** start **

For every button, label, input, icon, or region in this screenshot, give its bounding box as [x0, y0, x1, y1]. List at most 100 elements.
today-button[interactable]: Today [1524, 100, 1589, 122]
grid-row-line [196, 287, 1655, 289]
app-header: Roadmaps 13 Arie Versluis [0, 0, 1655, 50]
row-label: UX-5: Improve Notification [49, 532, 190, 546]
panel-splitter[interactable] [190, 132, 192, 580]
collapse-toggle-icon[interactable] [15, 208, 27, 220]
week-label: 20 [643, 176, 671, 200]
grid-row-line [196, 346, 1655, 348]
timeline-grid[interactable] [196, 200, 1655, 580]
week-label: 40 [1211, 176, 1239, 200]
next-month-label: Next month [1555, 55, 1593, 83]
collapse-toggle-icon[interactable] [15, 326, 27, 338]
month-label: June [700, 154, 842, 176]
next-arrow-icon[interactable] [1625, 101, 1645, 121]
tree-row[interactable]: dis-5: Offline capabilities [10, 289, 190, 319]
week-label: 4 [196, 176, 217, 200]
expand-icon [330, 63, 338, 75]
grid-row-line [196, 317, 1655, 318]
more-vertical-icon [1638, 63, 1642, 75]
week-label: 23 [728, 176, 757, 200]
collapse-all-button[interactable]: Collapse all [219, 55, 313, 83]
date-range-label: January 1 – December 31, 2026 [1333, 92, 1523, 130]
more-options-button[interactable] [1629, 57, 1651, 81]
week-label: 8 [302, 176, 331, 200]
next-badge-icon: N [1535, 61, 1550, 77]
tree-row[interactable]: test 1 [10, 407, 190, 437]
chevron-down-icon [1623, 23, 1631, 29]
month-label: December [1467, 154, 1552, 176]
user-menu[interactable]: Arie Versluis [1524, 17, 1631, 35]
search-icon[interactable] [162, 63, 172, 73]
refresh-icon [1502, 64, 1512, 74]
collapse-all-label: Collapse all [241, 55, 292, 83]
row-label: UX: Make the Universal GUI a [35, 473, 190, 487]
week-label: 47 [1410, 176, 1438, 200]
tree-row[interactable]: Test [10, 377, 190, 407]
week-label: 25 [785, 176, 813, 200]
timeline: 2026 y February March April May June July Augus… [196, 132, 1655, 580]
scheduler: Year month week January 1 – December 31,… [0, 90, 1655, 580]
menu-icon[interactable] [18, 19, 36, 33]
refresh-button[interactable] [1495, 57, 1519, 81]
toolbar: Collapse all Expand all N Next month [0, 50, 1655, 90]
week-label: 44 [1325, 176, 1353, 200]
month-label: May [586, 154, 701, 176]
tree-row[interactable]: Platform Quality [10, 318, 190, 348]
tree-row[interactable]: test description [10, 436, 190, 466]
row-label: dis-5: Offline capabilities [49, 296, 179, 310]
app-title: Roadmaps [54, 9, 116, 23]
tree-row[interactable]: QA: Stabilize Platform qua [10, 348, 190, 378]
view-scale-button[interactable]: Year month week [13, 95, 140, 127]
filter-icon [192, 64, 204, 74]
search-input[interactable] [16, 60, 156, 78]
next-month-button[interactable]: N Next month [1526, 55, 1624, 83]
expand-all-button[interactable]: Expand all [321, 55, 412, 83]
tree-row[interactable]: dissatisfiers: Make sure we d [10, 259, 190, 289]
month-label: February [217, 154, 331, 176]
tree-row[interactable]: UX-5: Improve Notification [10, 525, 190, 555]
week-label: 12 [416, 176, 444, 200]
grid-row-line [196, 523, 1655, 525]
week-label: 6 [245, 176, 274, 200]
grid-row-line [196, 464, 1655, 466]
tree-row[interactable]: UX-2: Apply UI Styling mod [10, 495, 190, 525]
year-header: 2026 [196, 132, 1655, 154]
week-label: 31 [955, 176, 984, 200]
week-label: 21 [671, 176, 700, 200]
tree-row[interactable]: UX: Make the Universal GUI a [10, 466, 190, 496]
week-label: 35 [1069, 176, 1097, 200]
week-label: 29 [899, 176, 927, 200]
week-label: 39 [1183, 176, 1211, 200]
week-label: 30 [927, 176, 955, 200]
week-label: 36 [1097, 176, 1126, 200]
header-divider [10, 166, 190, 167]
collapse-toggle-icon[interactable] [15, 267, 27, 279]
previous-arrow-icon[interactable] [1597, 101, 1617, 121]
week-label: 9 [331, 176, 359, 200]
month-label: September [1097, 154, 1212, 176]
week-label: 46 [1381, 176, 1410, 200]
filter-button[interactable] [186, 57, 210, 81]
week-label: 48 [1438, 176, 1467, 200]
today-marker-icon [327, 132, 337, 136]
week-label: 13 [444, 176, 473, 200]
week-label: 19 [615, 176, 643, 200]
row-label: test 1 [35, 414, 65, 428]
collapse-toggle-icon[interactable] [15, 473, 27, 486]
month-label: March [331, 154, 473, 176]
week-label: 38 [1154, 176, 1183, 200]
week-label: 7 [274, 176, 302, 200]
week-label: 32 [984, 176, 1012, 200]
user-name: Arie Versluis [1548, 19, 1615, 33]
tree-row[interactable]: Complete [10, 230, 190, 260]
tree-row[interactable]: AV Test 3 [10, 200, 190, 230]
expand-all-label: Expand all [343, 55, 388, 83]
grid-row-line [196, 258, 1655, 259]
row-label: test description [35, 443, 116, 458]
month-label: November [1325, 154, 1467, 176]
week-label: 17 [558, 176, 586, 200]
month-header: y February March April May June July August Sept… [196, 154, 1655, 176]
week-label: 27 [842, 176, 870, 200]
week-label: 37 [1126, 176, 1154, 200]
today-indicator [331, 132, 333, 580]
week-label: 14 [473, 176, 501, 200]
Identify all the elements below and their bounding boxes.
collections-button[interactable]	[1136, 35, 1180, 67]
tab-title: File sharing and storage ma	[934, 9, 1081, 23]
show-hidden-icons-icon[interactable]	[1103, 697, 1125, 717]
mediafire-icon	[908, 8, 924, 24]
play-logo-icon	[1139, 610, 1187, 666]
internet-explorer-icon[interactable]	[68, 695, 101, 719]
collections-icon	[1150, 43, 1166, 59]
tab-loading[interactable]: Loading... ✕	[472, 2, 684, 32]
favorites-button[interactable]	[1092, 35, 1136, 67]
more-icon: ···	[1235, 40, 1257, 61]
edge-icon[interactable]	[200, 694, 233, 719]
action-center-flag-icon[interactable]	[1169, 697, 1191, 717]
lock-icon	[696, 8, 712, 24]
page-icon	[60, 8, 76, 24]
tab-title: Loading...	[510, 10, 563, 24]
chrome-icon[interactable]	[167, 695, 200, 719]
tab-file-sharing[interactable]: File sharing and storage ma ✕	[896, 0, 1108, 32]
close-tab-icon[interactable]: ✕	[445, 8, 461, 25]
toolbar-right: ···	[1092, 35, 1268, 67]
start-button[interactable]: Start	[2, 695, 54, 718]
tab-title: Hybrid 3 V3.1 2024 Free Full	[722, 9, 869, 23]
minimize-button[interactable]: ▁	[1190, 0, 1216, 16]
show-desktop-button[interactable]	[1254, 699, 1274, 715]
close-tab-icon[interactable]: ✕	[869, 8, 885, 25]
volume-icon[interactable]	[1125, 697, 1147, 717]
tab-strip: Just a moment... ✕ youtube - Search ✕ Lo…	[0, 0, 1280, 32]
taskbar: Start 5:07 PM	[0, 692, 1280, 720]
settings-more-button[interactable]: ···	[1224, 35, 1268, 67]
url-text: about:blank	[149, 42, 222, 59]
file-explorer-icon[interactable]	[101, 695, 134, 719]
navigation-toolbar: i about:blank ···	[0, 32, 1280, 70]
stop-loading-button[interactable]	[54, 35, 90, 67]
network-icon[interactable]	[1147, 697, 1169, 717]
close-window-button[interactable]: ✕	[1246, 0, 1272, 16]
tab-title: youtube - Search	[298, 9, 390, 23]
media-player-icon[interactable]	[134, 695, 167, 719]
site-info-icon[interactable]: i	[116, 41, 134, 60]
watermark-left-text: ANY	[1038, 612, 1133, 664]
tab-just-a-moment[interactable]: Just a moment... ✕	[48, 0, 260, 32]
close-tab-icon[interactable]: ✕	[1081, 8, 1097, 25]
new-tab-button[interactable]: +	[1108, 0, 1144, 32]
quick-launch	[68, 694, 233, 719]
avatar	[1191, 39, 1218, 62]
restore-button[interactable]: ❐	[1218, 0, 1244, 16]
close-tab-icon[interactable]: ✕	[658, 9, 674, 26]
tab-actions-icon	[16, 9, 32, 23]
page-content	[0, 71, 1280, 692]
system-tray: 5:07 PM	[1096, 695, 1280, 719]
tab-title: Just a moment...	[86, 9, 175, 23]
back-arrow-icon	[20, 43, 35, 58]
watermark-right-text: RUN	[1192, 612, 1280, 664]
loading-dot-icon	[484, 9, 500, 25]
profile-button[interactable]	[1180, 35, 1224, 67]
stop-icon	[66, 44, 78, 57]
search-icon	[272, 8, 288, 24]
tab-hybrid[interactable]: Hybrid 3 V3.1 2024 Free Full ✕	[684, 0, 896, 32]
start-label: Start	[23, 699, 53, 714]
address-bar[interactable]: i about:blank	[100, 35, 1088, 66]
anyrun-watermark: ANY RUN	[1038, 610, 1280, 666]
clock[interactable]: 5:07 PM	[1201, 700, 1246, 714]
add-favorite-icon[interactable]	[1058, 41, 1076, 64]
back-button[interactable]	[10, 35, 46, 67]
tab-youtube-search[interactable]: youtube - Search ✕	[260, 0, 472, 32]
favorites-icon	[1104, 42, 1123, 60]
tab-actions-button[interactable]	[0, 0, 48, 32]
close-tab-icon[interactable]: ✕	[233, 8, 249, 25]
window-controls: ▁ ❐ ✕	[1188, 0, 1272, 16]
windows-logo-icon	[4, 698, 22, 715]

** end **

● Short task:
Copy the lines word for word, beginning with the very first one and ending with the line that contains "collapse-toggle-icon[interactable] [15, 326, 27, 338]", both of them included.

● The result:
For every button, label, input, icon, or region in this screenshot, give its bounding box as [x0, y0, x1, y1]. List at most 100 elements.
today-button[interactable]: Today [1524, 100, 1589, 122]
grid-row-line [196, 287, 1655, 289]
app-header: Roadmaps 13 Arie Versluis [0, 0, 1655, 50]
row-label: UX-5: Improve Notification [49, 532, 190, 546]
panel-splitter[interactable] [190, 132, 192, 580]
collapse-toggle-icon[interactable] [15, 208, 27, 220]
week-label: 20 [643, 176, 671, 200]
grid-row-line [196, 346, 1655, 348]
timeline-grid[interactable] [196, 200, 1655, 580]
week-label: 40 [1211, 176, 1239, 200]
next-month-label: Next month [1555, 55, 1593, 83]
collapse-toggle-icon[interactable] [15, 326, 27, 338]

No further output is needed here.